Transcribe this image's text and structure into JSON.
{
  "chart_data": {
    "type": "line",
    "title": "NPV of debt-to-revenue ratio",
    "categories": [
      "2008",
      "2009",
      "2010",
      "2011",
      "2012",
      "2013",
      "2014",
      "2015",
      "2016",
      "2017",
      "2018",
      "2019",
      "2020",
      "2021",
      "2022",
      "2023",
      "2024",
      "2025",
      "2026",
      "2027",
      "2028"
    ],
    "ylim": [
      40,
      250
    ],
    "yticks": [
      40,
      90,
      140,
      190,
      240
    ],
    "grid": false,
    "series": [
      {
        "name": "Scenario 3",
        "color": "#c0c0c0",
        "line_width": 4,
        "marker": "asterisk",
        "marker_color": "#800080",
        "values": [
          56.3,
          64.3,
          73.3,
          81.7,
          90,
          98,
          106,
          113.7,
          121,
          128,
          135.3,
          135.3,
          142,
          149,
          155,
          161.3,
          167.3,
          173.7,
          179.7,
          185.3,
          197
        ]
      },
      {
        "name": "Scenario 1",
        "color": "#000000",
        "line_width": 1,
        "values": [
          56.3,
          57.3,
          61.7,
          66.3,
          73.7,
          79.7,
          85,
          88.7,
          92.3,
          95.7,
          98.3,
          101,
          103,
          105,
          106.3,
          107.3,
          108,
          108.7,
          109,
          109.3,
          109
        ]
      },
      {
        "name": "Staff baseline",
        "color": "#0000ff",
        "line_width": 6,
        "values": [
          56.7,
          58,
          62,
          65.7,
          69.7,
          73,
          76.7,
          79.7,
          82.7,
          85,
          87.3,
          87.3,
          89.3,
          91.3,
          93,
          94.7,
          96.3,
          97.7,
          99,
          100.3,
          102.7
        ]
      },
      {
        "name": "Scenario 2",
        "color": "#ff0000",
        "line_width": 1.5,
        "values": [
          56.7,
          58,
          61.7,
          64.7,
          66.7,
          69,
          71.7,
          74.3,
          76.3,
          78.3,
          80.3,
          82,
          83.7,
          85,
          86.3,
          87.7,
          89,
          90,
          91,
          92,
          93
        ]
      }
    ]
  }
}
○ ○ ○ ○ ○ ○ ○
### [STATED PROBLEM]
Using the material above, print every entry exactly as written.

### [EXPECTED OUTPUT]
Transcribe this image's text and structure into JSON.
{
  "chart_data": {
    "type": "line",
    "title": "NPV of debt-to-revenue ratio",
    "categories": [
      "2008",
      "2009",
      "2010",
      "2011",
      "2012",
      "2013",
      "2014",
      "2015",
      "2016",
      "2017",
      "2018",
      "2019",
      "2020",
      "2021",
      "2022",
      "2023",
      "2024",
      "2025",
      "2026",
      "2027",
      "2028"
    ],
    "ylim": [
      40,
      250
    ],
    "yticks": [
      40,
      90,
      140,
      190,
      240
    ],
    "grid": false,
    "series": [
      {
        "name": "Scenario 3",
        "color": "#c0c0c0",
        "line_width": 4,
        "marker": "asterisk",
        "marker_color": "#800080",
        "values": [
          56.3,
          64.3,
          73.3,
          81.7,
          90,
          98,
          106,
          113.7,
          121,
          128,
          135.3,
          135.3,
          142,
          149,
          155,
          161.3,
          167.3,
          173.7,
          179.7,
          185.3,
          197
        ]
      },
      {
        "name": "Scenario 1",
        "color": "#000000",
        "line_width": 1,
        "values": [
          56.3,
          57.3,
          61.7,
          66.3,
          73.7,
          79.7,
          85,
          88.7,
          92.3,
          95.7,
          98.3,
          101,
          103,
          105,
          106.3,
          107.3,
          108,
          108.7,
          109,
          109.3,
          109
        ]
      },
      {
        "name": "Staff baseline",
        "color": "#0000ff",
        "line_width": 6,
        "values": [
          56.7,
          58,
          62,
          65.7,
          69.7,
          73,
          76.7,
          79.7,
          82.7,
          85,
          87.3,
          87.3,
          89.3,
          91.3,
          93,
          94.7,
          96.3,
          97.7,
          99,
          100.3,
          102.7
        ]
      },
      {
        "name": "Scenario 2",
        "color": "#ff0000",
        "line_width": 1.5,
        "values": [
          56.7,
          58,
          61.7,
          64.7,
          66.7,
          69,
          71.7,
          74.3,
          76.3,
          78.3,
          80.3,
          82,
          83.7,
          85,
          86.3,
          87.7,
          89,
          90,
          91,
          92,
          93
        ]
      }
    ]
  }
}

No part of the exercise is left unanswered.